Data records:
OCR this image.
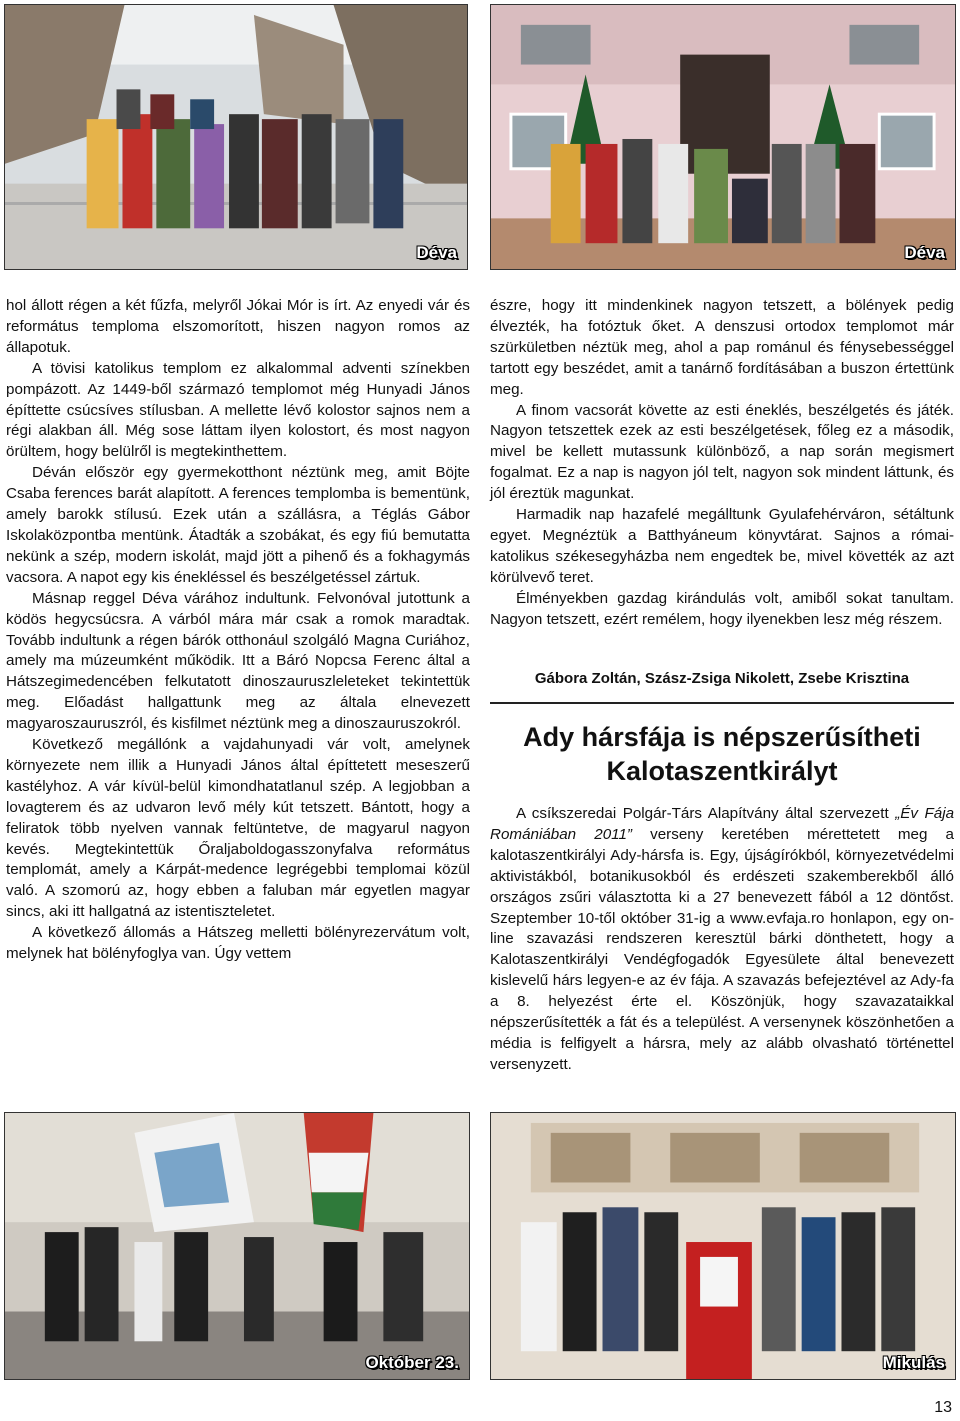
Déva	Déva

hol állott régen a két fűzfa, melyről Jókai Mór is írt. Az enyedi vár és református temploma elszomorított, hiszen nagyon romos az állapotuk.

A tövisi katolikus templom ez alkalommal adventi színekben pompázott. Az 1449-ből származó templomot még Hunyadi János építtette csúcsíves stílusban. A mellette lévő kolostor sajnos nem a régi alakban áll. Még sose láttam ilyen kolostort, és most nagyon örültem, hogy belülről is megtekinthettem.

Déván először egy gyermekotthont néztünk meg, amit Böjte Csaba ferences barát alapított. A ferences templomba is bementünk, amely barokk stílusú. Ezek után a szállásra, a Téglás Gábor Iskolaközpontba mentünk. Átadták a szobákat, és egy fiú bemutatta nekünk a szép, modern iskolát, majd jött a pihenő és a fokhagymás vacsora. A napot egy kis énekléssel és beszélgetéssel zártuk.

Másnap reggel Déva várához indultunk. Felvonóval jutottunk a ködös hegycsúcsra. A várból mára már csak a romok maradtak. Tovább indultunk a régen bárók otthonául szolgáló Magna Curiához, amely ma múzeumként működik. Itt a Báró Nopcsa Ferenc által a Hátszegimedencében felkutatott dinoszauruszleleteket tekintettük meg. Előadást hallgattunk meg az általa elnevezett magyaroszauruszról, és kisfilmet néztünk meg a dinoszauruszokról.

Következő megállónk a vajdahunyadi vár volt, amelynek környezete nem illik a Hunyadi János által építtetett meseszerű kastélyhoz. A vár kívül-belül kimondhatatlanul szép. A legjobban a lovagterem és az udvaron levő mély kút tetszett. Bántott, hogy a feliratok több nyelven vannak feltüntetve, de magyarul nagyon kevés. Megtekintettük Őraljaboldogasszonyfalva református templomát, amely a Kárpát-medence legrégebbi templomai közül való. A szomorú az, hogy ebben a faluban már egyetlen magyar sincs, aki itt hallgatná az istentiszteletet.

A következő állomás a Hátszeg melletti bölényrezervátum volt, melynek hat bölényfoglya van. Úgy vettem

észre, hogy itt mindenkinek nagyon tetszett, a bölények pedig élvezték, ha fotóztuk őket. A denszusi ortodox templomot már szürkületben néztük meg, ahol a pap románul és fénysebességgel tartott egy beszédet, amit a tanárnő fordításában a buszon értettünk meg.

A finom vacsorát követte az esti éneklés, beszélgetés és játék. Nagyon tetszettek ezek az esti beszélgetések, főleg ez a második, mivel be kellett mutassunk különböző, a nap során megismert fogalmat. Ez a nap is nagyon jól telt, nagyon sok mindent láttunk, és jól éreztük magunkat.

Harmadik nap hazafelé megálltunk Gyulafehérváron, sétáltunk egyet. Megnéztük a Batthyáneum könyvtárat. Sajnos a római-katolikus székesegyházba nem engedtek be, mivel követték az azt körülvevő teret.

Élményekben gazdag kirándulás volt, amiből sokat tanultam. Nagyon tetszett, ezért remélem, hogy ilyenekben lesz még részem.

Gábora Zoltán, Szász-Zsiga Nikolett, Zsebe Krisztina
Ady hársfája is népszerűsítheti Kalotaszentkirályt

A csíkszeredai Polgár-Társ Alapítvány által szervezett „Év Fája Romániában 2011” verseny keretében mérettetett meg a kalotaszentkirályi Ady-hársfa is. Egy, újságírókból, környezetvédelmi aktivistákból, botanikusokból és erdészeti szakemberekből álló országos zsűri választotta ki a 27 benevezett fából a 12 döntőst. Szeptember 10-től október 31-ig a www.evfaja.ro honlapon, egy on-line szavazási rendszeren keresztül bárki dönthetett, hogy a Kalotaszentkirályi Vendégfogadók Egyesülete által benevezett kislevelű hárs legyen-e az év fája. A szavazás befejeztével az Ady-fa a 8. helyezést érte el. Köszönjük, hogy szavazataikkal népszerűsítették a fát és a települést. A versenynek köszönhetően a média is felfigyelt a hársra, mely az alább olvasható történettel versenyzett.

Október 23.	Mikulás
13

• **The exercise**: Return the material exactly as given, apart from the pictures.

• **Correct result**:
OCR this image.
Déva	Déva

hol állott régen a két fűzfa, melyről Jókai Mór is írt. Az enyedi vár és református temploma elszomorított, hiszen nagyon romos az állapotuk.

A tövisi katolikus templom ez alkalommal adventi színekben pompázott. Az 1449-ből származó templomot még Hunyadi János építtette csúcsíves stílusban. A mellette lévő kolostor sajnos nem a régi alakban áll. Még sose láttam ilyen kolostort, és most nagyon örültem, hogy belülről is megtekinthettem.

Déván először egy gyermekotthont néztünk meg, amit Böjte Csaba ferences barát alapított. A ferences templomba is bementünk, amely barokk stílusú. Ezek után a szállásra, a Téglás Gábor Iskolaközpontba mentünk. Átadták a szobákat, és egy fiú bemutatta nekünk a szép, modern iskolát, majd jött a pihenő és a fokhagymás vacsora. A napot egy kis énekléssel és beszélgetéssel zártuk.

Másnap reggel Déva várához indultunk. Felvonóval jutottunk a ködös hegycsúcsra. A várból mára már csak a romok maradtak. Tovább indultunk a régen bárók otthonául szolgáló Magna Curiához, amely ma múzeumként működik. Itt a Báró Nopcsa Ferenc által a Hátszegimedencében felkutatott dinoszauruszleleteket tekintettük meg. Előadást hallgattunk meg az általa elnevezett magyaroszauruszról, és kisfilmet néztünk meg a dinoszauruszokról.

Következő megállónk a vajdahunyadi vár volt, amelynek környezete nem illik a Hunyadi János által építtetett meseszerű kastélyhoz. A vár kívül-belül kimondhatatlanul szép. A legjobban a lovagterem és az udvaron levő mély kút tetszett. Bántott, hogy a feliratok több nyelven vannak feltüntetve, de magyarul nagyon kevés. Megtekintettük Őraljaboldogasszonyfalva református templomát, amely a Kárpát-medence legrégebbi templomai közül való. A szomorú az, hogy ebben a faluban már egyetlen magyar sincs, aki itt hallgatná az istentiszteletet.

A következő állomás a Hátszeg melletti bölényrezervátum volt, melynek hat bölényfoglya van. Úgy vettem

észre, hogy itt mindenkinek nagyon tetszett, a bölények pedig élvezték, ha fotóztuk őket. A denszusi ortodox templomot már szürkületben néztük meg, ahol a pap románul és fénysebességgel tartott egy beszédet, amit a tanárnő fordításában a buszon értettünk meg.

A finom vacsorát követte az esti éneklés, beszélgetés és játék. Nagyon tetszettek ezek az esti beszélgetések, főleg ez a második, mivel be kellett mutassunk különböző, a nap során megismert fogalmat. Ez a nap is nagyon jól telt, nagyon sok mindent láttunk, és jól éreztük magunkat.

Harmadik nap hazafelé megálltunk Gyulafehérváron, sétáltunk egyet. Megnéztük a Batthyáneum könyvtárat. Sajnos a római-katolikus székesegyházba nem engedtek be, mivel követték az azt körülvevő teret.

Élményekben gazdag kirándulás volt, amiből sokat tanultam. Nagyon tetszett, ezért remélem, hogy ilyenekben lesz még részem.

Gábora Zoltán, Szász-Zsiga Nikolett, Zsebe Krisztina
Ady hársfája is népszerűsítheti Kalotaszentkirályt

A csíkszeredai Polgár-Társ Alapítvány által szervezett „Év Fája Romániában 2011” verseny keretében mérettetett meg a kalotaszentkirályi Ady-hársfa is. Egy, újságírókból, környezetvédelmi aktivistákból, botanikusokból és erdészeti szakemberekből álló országos zsűri választotta ki a 27 benevezett fából a 12 döntőst. Szeptember 10-től október 31-ig a www.evfaja.ro honlapon, egy on-line szavazási rendszeren keresztül bárki dönthetett, hogy a Kalotaszentkirályi Vendégfogadók Egyesülete által benevezett kislevelű hárs legyen-e az év fája. A szavazás befejeztével az Ady-fa a 8. helyezést érte el. Köszönjük, hogy szavazataikkal népszerűsítették a fát és a települést. A versenynek köszönhetően a média is felfigyelt a hársra, mely az alább olvasható történettel versenyzett.

Október 23.	Mikulás
13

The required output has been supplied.